## Records
* * * * * * *

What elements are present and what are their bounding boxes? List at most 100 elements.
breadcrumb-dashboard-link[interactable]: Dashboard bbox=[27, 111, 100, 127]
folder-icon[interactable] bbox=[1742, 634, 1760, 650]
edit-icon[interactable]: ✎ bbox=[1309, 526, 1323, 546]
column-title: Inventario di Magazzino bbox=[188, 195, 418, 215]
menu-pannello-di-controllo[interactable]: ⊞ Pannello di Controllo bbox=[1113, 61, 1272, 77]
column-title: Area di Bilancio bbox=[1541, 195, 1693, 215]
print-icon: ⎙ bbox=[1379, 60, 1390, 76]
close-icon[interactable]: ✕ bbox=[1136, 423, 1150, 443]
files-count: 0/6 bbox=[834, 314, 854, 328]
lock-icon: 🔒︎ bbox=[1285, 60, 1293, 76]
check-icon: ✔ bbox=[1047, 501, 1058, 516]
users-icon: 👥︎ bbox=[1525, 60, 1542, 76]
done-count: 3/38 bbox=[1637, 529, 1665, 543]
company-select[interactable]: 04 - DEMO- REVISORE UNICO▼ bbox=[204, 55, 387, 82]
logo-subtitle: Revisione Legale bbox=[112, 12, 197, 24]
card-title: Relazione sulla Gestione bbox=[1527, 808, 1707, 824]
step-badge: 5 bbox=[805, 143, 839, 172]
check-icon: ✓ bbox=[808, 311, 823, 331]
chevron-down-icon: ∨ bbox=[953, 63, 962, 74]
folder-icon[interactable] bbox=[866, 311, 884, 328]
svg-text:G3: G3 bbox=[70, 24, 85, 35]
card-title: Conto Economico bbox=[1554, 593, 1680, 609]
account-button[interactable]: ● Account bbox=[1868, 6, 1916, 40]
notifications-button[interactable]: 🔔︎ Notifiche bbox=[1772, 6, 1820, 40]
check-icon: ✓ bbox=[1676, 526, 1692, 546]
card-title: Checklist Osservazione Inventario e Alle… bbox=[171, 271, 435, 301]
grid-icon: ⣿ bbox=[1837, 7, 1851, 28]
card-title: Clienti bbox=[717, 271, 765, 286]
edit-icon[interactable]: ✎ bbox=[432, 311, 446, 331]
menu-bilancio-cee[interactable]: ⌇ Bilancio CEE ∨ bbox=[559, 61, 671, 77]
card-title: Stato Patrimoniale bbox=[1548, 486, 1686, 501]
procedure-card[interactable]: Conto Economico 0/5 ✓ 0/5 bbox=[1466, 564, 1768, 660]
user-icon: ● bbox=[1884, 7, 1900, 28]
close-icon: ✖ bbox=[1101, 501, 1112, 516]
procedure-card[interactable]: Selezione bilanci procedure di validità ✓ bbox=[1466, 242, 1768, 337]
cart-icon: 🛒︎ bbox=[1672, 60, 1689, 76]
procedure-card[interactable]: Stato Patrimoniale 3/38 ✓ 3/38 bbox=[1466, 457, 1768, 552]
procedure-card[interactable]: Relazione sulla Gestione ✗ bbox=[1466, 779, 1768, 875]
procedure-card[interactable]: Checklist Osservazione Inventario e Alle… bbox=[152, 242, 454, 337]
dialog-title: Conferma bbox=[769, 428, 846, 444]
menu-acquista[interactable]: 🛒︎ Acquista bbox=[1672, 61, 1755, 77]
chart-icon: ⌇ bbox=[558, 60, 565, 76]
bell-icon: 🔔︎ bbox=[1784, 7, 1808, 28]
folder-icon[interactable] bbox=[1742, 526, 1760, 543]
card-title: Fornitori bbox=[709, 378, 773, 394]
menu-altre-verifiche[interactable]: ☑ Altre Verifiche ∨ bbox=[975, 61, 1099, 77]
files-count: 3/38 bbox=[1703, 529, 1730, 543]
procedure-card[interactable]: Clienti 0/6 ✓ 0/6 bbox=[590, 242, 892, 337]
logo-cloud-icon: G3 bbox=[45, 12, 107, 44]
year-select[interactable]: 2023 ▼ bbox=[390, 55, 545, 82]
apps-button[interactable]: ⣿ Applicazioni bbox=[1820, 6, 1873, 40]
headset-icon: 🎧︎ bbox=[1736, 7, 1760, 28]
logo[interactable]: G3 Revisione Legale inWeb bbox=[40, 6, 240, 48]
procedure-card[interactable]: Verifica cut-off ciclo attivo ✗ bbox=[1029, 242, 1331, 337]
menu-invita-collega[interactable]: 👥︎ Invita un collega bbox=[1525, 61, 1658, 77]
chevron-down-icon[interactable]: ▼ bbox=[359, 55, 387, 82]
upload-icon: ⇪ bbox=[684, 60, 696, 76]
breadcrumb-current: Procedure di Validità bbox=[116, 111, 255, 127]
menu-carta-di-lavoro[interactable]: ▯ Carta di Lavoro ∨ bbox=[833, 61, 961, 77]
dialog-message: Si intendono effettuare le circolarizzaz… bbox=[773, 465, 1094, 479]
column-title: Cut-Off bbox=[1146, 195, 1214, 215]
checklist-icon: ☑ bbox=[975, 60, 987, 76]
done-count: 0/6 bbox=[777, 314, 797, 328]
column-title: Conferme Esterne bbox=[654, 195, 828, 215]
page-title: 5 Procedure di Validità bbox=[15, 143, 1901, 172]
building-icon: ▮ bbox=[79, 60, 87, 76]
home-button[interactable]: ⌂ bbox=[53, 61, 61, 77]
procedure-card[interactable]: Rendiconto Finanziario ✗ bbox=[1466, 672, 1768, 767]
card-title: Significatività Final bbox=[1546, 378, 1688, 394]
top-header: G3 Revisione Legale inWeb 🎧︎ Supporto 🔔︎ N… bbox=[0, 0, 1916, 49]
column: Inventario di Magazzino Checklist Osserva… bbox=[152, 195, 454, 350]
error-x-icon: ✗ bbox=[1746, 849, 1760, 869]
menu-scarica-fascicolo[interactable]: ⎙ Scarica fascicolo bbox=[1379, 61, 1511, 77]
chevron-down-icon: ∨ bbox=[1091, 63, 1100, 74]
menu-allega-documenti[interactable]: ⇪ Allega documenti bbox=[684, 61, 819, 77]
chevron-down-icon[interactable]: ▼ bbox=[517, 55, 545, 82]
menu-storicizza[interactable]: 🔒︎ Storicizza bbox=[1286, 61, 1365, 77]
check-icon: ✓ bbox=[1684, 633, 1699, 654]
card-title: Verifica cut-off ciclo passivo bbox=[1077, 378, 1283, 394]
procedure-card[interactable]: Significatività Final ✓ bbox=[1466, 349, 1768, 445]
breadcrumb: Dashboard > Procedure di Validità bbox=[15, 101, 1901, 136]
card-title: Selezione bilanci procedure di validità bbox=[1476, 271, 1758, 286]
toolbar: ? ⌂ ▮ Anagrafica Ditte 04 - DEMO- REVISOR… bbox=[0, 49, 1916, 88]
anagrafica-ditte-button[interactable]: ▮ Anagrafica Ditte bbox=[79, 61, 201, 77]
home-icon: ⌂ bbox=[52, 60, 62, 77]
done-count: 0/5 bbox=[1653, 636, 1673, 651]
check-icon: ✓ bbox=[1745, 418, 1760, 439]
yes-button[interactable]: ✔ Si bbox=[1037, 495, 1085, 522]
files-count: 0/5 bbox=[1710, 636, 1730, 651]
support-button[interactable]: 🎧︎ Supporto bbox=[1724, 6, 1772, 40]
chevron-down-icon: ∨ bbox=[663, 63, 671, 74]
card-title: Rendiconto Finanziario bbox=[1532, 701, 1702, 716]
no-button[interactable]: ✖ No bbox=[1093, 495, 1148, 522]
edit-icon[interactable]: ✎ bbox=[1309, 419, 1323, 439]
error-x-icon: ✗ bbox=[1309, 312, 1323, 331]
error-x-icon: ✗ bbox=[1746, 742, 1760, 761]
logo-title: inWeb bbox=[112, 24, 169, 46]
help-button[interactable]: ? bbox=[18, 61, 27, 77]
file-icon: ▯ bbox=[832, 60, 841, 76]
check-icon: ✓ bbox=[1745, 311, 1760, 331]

* * * * * * *

## Exercise brief
Copy the records verbatim, starting at the first line and ending at the line that contains "step-badge: 5 bbox=[805, 143, 839, 172]".

## Response
What elements are present and what are their bounding boxes? List at most 100 elements.
breadcrumb-dashboard-link[interactable]: Dashboard bbox=[27, 111, 100, 127]
folder-icon[interactable] bbox=[1742, 634, 1760, 650]
edit-icon[interactable]: ✎ bbox=[1309, 526, 1323, 546]
column-title: Inventario di Magazzino bbox=[188, 195, 418, 215]
menu-pannello-di-controllo[interactable]: ⊞ Pannello di Controllo bbox=[1113, 61, 1272, 77]
column-title: Area di Bilancio bbox=[1541, 195, 1693, 215]
print-icon: ⎙ bbox=[1379, 60, 1390, 76]
close-icon[interactable]: ✕ bbox=[1136, 423, 1150, 443]
files-count: 0/6 bbox=[834, 314, 854, 328]
lock-icon: 🔒︎ bbox=[1285, 60, 1293, 76]
check-icon: ✔ bbox=[1047, 501, 1058, 516]
users-icon: 👥︎ bbox=[1525, 60, 1542, 76]
done-count: 3/38 bbox=[1637, 529, 1665, 543]
company-select[interactable]: 04 - DEMO- REVISORE UNICO▼ bbox=[204, 55, 387, 82]
logo-subtitle: Revisione Legale bbox=[112, 12, 197, 24]
card-title: Relazione sulla Gestione bbox=[1527, 808, 1707, 824]
step-badge: 5 bbox=[805, 143, 839, 172]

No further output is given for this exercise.